=== Dataset ===

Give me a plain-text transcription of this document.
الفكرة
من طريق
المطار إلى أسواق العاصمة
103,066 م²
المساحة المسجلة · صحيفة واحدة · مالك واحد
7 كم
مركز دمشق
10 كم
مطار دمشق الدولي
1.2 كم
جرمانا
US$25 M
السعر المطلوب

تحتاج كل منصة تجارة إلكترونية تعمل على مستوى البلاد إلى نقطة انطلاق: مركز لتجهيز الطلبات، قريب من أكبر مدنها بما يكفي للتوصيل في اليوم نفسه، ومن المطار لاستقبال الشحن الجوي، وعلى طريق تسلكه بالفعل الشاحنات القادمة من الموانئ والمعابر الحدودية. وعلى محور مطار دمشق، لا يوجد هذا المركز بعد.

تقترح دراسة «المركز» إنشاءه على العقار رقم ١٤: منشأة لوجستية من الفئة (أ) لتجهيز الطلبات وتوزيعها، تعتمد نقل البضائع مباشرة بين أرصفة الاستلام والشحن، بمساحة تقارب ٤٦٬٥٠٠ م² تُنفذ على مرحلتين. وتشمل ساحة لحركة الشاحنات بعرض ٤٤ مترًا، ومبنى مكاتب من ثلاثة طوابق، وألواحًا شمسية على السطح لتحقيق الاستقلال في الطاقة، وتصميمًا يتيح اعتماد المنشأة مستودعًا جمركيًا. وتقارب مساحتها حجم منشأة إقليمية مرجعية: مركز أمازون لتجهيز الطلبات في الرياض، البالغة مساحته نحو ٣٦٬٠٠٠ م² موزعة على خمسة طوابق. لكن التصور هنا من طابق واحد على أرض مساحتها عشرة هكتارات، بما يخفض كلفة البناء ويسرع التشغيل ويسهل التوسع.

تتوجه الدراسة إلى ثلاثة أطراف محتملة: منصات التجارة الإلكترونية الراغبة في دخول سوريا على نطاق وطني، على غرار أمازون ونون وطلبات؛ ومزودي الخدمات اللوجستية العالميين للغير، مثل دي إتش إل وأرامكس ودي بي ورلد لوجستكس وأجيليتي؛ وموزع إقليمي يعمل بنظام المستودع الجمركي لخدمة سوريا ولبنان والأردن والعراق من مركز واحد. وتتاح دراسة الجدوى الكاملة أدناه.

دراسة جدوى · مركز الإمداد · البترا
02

=== Aim ===
Would you give the material above again, complete and exact?

=== Correct response ===
Give me a plain-text transcription of this document.
الفكرة
من طريق
المطار إلى أسواق العاصمة
103,066 م²
المساحة المسجلة · صحيفة واحدة · مالك واحد
7 كم
مركز دمشق
10 كم
مطار دمشق الدولي
1.2 كم
جرمانا
US$25 M
السعر المطلوب

تحتاج كل منصة تجارة إلكترونية تعمل على مستوى البلاد إلى نقطة انطلاق: مركز لتجهيز الطلبات، قريب من أكبر مدنها بما يكفي للتوصيل في اليوم نفسه، ومن المطار لاستقبال الشحن الجوي، وعلى طريق تسلكه بالفعل الشاحنات القادمة من الموانئ والمعابر الحدودية. وعلى محور مطار دمشق، لا يوجد هذا المركز بعد.

تقترح دراسة «المركز» إنشاءه على العقار رقم ١٤: منشأة لوجستية من الفئة (أ) لتجهيز الطلبات وتوزيعها، تعتمد نقل البضائع مباشرة بين أرصفة الاستلام والشحن، بمساحة تقارب ٤٦٬٥٠٠ م² تُنفذ على مرحلتين. وتشمل ساحة لحركة الشاحنات بعرض ٤٤ مترًا، ومبنى مكاتب من ثلاثة طوابق، وألواحًا شمسية على السطح لتحقيق الاستقلال في الطاقة، وتصميمًا يتيح اعتماد المنشأة مستودعًا جمركيًا. وتقارب مساحتها حجم منشأة إقليمية مرجعية: مركز أمازون لتجهيز الطلبات في الرياض، البالغة مساحته نحو ٣٦٬٠٠٠ م² موزعة على خمسة طوابق. لكن التصور هنا من طابق واحد على أرض مساحتها عشرة هكتارات، بما يخفض كلفة البناء ويسرع التشغيل ويسهل التوسع.

تتوجه الدراسة إلى ثلاثة أطراف محتملة: منصات التجارة الإلكترونية الراغبة في دخول سوريا على نطاق وطني، على غرار أمازون ونون وطلبات؛ ومزودي الخدمات اللوجستية العالميين للغير، مثل دي إتش إل وأرامكس ودي بي ورلد لوجستكس وأجيليتي؛ وموزع إقليمي يعمل بنظام المستودع الجمركي لخدمة سوريا ولبنان والأردن والعراق من مركز واحد. وتتاح دراسة الجدوى الكاملة أدناه.

دراسة جدوى · مركز الإمداد · البترا
02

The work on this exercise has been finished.